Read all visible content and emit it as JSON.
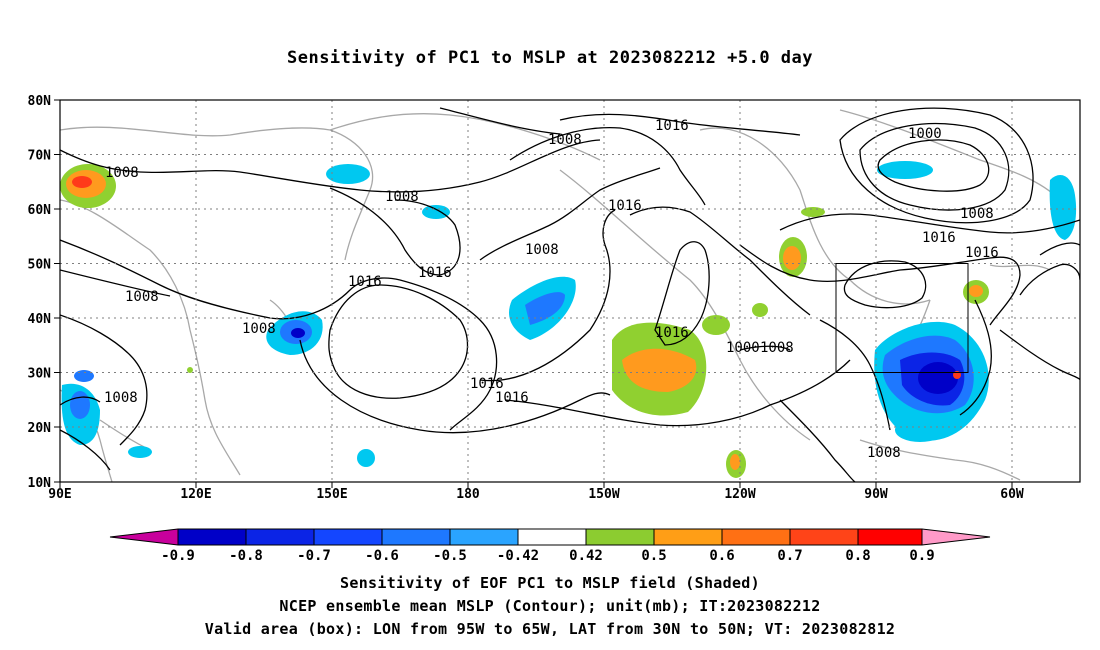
{
  "title": "Sensitivity of PC1 to MSLP at 2023082212 +5.0 day",
  "map": {
    "lon_labels": [
      "90E",
      "120E",
      "150E",
      "180",
      "150W",
      "120W",
      "90W",
      "60W"
    ],
    "lat_labels": [
      "80N",
      "70N",
      "60N",
      "50N",
      "40N",
      "30N",
      "20N",
      "10N"
    ],
    "contour_labels": [
      "1008",
      "1016",
      "1008",
      "1008",
      "1008",
      "1016",
      "1008",
      "1016",
      "1008",
      "1008",
      "1016",
      "1016",
      "1016",
      "1016",
      "1000",
      "1008",
      "1016",
      "1016",
      "1008",
      "1008",
      "1008",
      "1000",
      "1016"
    ],
    "validation_box": {
      "lon_min": "95W",
      "lon_max": "65W",
      "lat_min": "30N",
      "lat_max": "50N"
    },
    "shading_colors": {
      "neg_strong": "#0000c8",
      "neg_mid": "#2a52f0",
      "neg_weak": "#00c8f0",
      "pos_weak": "#90d030",
      "pos_mid": "#ff9a1e",
      "pos_strong": "#ff3a1a",
      "coast": "#a8a8a8",
      "contour": "#000000"
    }
  },
  "colorbar": {
    "labels": [
      "-0.9",
      "-0.8",
      "-0.7",
      "-0.6",
      "-0.5",
      "-0.42",
      "0.42",
      "0.5",
      "0.6",
      "0.7",
      "0.8",
      "0.9"
    ],
    "colors": [
      "#c8009c",
      "#0000c8",
      "#0b24e6",
      "#1446ff",
      "#1e78ff",
      "#2aa4ff",
      "#00c8f0",
      "#ffffff",
      "#8ccc30",
      "#ff9e16",
      "#ff7014",
      "#ff4418",
      "#ff0000",
      "#ff9ac8"
    ]
  },
  "captions": [
    "Sensitivity of EOF PC1 to MSLP field (Shaded)",
    "NCEP ensemble mean MSLP (Contour); unit(mb); IT:2023082212",
    "Valid area (box): LON from 95W to 65W, LAT from 30N to 50N; VT: 2023082812"
  ]
}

____

Transcribe the listing above verbatim. Omit the pictures.

Read all visible content and emit it as JSON.
{
  "title": "Sensitivity of PC1 to MSLP at 2023082212 +5.0 day",
  "map": {
    "lon_labels": [
      "90E",
      "120E",
      "150E",
      "180",
      "150W",
      "120W",
      "90W",
      "60W"
    ],
    "lat_labels": [
      "80N",
      "70N",
      "60N",
      "50N",
      "40N",
      "30N",
      "20N",
      "10N"
    ],
    "contour_labels": [
      "1008",
      "1016",
      "1008",
      "1008",
      "1008",
      "1016",
      "1008",
      "1016",
      "1008",
      "1008",
      "1016",
      "1016",
      "1016",
      "1016",
      "1000",
      "1008",
      "1016",
      "1016",
      "1008",
      "1008",
      "1008",
      "1000",
      "1016"
    ],
    "validation_box": {
      "lon_min": "95W",
      "lon_max": "65W",
      "lat_min": "30N",
      "lat_max": "50N"
    },
    "shading_colors": {
      "neg_strong": "#0000c8",
      "neg_mid": "#2a52f0",
      "neg_weak": "#00c8f0",
      "pos_weak": "#90d030",
      "pos_mid": "#ff9a1e",
      "pos_strong": "#ff3a1a",
      "coast": "#a8a8a8",
      "contour": "#000000"
    }
  },
  "colorbar": {
    "labels": [
      "-0.9",
      "-0.8",
      "-0.7",
      "-0.6",
      "-0.5",
      "-0.42",
      "0.42",
      "0.5",
      "0.6",
      "0.7",
      "0.8",
      "0.9"
    ],
    "colors": [
      "#c8009c",
      "#0000c8",
      "#0b24e6",
      "#1446ff",
      "#1e78ff",
      "#2aa4ff",
      "#00c8f0",
      "#ffffff",
      "#8ccc30",
      "#ff9e16",
      "#ff7014",
      "#ff4418",
      "#ff0000",
      "#ff9ac8"
    ]
  },
  "captions": [
    "Sensitivity of EOF PC1 to MSLP field (Shaded)",
    "NCEP ensemble mean MSLP (Contour); unit(mb); IT:2023082212",
    "Valid area (box): LON from 95W to 65W, LAT from 30N to 50N; VT: 2023082812"
  ]
}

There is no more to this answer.